> EXERCISE PROMPT
Copy each line below in which the string "label" occurs.
* * * * * * * * *
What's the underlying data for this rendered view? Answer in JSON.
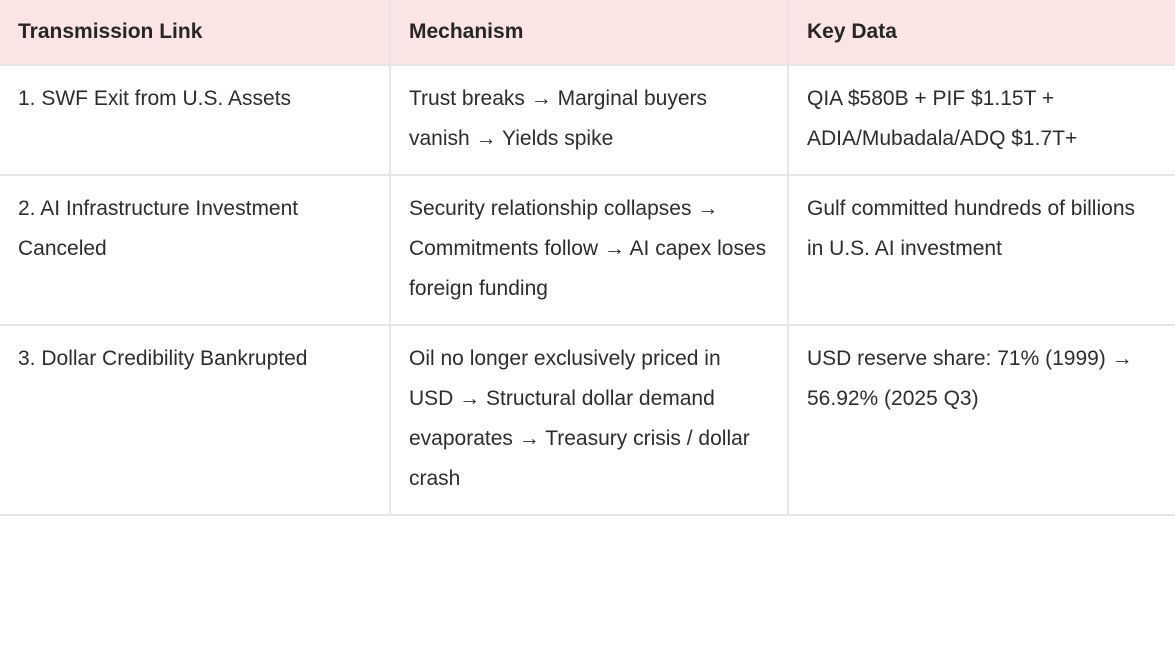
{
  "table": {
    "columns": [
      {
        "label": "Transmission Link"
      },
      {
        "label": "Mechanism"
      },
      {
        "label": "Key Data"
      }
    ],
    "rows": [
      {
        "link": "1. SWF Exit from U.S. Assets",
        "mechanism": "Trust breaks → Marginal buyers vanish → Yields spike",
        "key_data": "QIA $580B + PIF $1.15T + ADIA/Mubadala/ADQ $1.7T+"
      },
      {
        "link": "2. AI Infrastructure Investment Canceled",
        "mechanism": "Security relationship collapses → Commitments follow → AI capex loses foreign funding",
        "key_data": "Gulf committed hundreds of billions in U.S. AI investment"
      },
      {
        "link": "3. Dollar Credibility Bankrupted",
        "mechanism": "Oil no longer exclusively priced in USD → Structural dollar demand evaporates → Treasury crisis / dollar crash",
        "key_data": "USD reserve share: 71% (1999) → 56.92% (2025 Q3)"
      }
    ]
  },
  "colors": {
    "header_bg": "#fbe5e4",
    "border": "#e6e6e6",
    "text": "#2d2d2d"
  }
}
* * * * * * * * *
> REPLY
        "label": "Transmission Link"
        "label": "Mechanism"
        "label": "Key Data"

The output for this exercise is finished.